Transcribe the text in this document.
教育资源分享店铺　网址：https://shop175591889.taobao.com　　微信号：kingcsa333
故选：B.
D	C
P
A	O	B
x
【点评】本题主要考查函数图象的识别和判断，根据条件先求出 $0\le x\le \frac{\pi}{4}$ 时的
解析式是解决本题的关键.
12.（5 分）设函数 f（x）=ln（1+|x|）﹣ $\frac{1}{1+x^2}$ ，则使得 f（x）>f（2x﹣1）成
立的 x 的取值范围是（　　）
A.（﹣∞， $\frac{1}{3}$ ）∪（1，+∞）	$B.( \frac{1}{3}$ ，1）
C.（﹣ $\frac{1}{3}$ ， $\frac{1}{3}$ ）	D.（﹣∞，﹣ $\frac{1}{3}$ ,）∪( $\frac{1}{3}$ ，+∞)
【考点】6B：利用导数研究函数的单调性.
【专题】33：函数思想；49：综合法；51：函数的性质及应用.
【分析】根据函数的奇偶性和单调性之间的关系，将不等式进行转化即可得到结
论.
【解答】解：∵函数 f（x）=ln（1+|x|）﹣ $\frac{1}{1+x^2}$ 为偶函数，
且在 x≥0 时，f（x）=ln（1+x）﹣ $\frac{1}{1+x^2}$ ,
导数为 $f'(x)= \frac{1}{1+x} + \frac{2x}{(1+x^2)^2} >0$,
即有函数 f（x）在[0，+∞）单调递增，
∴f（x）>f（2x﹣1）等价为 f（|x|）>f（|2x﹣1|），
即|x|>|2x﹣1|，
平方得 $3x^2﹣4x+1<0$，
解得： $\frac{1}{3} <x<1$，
- - -
• **Written instruction**
Copy out every line of the data above, exactly as given.

• **Exercise answer**
Transcribe the text in this document.
教育资源分享店铺　网址：https://shop175591889.taobao.com　　微信号：kingcsa333
故选：B.
D	C
P
A	O	B
x
【点评】本题主要考查函数图象的识别和判断，根据条件先求出 $0\le x\le \frac{\pi}{4}$ 时的
解析式是解决本题的关键.
12.（5 分）设函数 f（x）=ln（1+|x|）﹣ $\frac{1}{1+x^2}$ ，则使得 f（x）>f（2x﹣1）成
立的 x 的取值范围是（　　）
A.（﹣∞， $\frac{1}{3}$ ）∪（1，+∞）	$B.( \frac{1}{3}$ ，1）
C.（﹣ $\frac{1}{3}$ ， $\frac{1}{3}$ ）	D.（﹣∞，﹣ $\frac{1}{3}$ ,）∪( $\frac{1}{3}$ ，+∞)
【考点】6B：利用导数研究函数的单调性.
【专题】33：函数思想；49：综合法；51：函数的性质及应用.
【分析】根据函数的奇偶性和单调性之间的关系，将不等式进行转化即可得到结
论.
【解答】解：∵函数 f（x）=ln（1+|x|）﹣ $\frac{1}{1+x^2}$ 为偶函数，
且在 x≥0 时，f（x）=ln（1+x）﹣ $\frac{1}{1+x^2}$ ,
导数为 $f'(x)= \frac{1}{1+x} + \frac{2x}{(1+x^2)^2} >0$,
即有函数 f（x）在[0，+∞）单调递增，
∴f（x）>f（2x﹣1）等价为 f（|x|）>f（|2x﹣1|），
即|x|>|2x﹣1|，
平方得 $3x^2﹣4x+1<0$，
解得： $\frac{1}{3} <x<1$，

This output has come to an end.